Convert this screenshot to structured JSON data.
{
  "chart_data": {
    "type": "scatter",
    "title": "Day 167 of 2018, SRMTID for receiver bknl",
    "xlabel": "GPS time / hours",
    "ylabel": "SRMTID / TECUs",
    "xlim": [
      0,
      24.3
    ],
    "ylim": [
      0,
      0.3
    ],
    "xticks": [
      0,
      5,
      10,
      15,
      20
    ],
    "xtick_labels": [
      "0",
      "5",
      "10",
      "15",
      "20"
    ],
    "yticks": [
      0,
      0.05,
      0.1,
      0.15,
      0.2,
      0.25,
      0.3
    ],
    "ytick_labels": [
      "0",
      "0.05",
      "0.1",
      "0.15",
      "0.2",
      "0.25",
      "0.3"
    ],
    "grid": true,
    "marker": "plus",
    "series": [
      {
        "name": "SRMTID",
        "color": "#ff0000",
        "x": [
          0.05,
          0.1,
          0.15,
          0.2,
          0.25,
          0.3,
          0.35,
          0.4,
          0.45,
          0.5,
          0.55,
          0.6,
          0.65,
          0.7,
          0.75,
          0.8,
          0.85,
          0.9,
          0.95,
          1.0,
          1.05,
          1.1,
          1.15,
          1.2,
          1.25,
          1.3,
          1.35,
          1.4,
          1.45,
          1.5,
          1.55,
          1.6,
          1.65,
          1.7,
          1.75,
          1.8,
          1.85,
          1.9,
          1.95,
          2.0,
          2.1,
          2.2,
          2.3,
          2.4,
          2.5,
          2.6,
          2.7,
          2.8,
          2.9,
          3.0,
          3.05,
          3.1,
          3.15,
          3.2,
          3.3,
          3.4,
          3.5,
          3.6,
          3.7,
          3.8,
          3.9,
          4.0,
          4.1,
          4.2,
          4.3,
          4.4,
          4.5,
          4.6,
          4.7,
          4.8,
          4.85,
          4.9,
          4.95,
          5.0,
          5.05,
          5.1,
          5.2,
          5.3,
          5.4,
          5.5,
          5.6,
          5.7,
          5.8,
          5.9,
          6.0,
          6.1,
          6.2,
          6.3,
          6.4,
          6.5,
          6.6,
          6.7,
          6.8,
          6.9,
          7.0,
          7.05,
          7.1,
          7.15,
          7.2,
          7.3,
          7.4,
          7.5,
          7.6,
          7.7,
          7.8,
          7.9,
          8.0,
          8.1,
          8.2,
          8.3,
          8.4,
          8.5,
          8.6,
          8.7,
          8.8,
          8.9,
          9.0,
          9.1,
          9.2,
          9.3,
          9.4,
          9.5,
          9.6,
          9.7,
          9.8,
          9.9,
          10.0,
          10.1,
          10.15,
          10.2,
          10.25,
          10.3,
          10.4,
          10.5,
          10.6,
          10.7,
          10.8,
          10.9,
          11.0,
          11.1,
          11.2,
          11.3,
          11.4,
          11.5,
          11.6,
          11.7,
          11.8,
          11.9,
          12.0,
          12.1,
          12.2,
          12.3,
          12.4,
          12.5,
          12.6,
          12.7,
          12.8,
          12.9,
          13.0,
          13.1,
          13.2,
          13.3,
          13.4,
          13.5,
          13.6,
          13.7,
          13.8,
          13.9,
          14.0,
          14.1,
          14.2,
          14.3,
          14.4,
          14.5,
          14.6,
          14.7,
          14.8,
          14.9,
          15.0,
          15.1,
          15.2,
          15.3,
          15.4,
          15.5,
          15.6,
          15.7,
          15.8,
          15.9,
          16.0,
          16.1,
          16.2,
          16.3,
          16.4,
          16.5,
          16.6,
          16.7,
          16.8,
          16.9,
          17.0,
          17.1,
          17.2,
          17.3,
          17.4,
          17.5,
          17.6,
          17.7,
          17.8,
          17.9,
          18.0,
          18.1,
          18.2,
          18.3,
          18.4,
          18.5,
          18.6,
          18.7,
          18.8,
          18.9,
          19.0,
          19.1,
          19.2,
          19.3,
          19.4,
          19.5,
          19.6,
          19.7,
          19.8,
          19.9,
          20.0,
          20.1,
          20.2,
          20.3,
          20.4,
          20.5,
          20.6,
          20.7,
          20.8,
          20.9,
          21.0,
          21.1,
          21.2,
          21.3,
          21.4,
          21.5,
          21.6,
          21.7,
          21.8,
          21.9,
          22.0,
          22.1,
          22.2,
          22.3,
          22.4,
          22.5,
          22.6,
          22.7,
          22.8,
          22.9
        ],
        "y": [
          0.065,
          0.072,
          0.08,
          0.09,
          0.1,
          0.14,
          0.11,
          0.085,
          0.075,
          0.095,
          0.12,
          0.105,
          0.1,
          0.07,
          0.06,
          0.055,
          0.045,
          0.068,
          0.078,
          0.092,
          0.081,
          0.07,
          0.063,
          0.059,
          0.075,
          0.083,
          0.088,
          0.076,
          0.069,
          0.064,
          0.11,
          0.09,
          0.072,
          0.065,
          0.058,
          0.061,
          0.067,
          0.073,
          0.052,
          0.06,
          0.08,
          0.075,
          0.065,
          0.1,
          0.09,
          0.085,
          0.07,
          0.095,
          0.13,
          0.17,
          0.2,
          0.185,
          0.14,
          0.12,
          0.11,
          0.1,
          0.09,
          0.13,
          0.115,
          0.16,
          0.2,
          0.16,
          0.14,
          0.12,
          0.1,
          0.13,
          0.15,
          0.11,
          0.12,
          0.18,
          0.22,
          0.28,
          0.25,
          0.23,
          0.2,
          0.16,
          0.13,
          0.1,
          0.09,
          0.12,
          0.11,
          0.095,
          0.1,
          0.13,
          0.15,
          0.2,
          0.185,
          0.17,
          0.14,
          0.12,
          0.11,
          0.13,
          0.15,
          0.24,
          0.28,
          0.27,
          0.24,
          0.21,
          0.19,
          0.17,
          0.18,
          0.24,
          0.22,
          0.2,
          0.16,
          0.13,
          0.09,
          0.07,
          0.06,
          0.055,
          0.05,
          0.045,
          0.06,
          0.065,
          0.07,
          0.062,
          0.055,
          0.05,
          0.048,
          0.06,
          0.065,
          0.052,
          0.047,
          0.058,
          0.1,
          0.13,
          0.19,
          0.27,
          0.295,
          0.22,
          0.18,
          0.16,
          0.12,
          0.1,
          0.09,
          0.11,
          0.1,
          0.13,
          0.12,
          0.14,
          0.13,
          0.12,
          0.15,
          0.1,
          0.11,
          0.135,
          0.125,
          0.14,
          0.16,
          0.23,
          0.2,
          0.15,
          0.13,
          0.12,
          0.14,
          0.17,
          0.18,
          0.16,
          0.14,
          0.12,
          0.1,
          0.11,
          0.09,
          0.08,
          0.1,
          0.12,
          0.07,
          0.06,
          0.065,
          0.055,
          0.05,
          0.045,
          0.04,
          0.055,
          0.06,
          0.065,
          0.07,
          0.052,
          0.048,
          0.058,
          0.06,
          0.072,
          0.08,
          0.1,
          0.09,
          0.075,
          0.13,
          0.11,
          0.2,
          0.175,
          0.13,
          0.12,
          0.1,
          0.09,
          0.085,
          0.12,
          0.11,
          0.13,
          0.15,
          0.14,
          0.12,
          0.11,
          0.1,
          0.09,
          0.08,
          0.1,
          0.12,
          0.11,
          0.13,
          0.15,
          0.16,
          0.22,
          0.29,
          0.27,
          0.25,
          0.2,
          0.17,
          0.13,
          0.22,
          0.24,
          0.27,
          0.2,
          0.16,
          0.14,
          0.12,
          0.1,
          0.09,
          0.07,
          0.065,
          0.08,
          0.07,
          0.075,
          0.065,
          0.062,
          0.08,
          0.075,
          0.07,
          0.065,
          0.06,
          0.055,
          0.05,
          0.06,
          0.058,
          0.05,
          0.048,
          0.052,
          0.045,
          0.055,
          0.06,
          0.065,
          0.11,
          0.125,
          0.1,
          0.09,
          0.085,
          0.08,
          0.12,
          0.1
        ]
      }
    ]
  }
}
****
● TASK TO COMPLETE
Extract every line containing the string "SRMTID" from the material.

● FINAL RESULT
    "title": "Day 167 of 2018, SRMTID for receiver bknl",
    "ylabel": "SRMTID / TECUs",
        "name": "SRMTID",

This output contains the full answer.